- _Do this_: Pick out the lines below that include the string "зонам".

- _Exercise material_:
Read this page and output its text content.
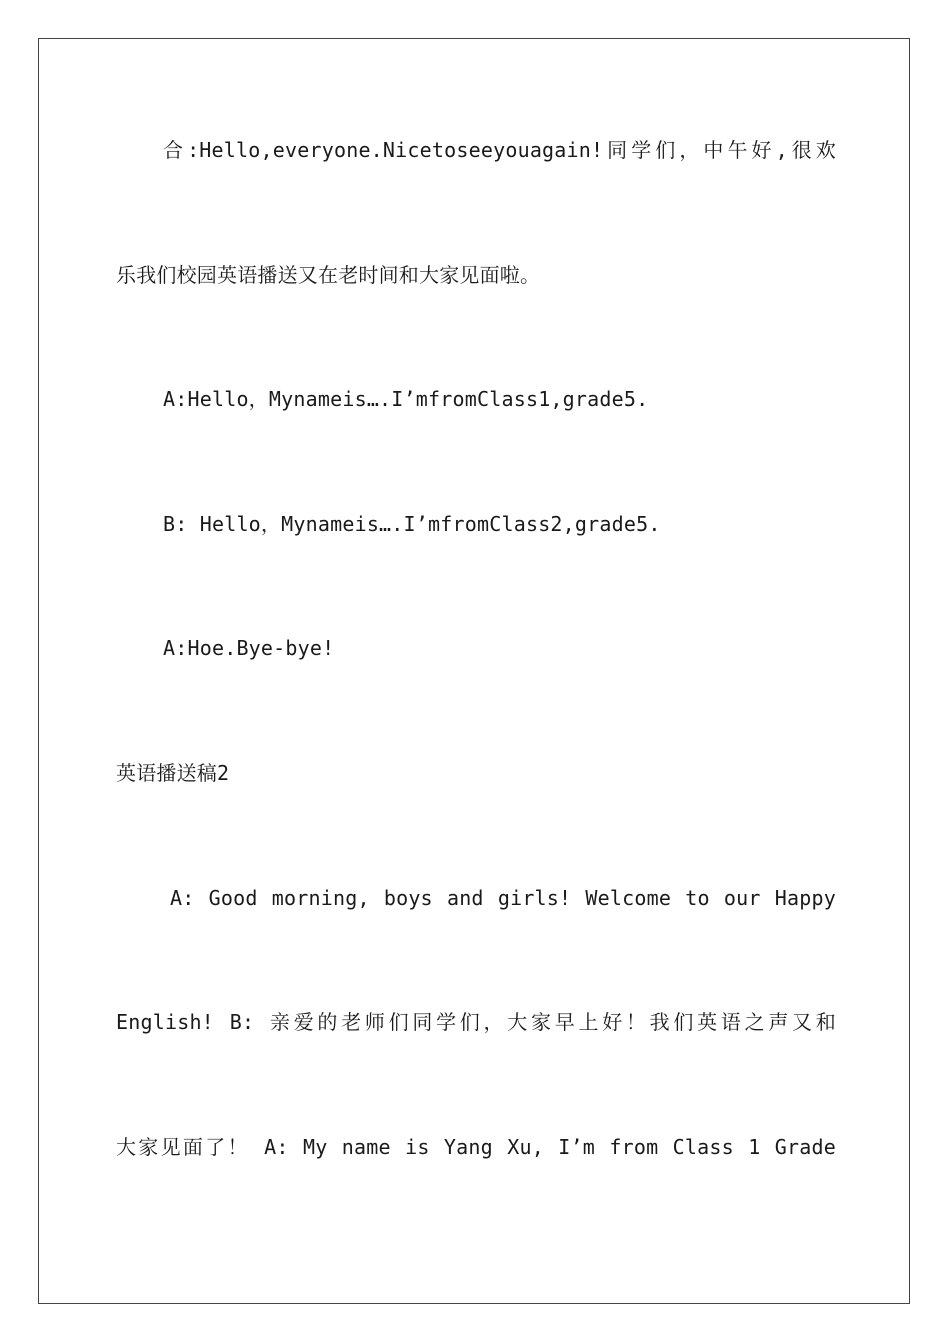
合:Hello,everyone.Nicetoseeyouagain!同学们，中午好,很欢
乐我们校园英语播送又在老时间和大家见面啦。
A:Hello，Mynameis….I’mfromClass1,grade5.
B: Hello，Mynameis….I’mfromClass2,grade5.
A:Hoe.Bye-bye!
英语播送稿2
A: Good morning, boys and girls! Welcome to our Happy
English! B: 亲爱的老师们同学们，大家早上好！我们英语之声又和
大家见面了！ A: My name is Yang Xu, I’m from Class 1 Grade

--

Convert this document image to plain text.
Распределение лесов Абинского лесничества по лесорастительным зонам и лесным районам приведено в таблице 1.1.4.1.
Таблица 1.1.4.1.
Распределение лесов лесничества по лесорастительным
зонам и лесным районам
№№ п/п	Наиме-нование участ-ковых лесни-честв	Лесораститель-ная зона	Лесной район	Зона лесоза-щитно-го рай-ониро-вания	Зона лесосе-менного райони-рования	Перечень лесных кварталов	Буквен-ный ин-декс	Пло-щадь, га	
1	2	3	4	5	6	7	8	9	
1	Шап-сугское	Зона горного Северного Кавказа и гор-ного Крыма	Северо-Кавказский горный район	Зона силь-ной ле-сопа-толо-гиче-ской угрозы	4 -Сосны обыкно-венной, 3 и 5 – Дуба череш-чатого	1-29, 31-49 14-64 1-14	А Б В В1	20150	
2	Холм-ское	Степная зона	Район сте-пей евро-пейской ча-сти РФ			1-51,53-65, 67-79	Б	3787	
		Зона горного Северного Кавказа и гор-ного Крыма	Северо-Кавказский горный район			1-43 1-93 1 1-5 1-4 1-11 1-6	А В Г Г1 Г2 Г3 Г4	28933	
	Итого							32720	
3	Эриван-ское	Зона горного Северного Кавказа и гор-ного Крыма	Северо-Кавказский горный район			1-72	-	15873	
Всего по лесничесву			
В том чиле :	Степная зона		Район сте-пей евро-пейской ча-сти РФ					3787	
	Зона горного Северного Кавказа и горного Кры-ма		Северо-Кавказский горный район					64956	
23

- _Output of the task_:
Распределение лесов Абинского лесничества по лесорастительным зонам и лесным районам приведено в таблице 1.1.4.1.
зонам и лесным районам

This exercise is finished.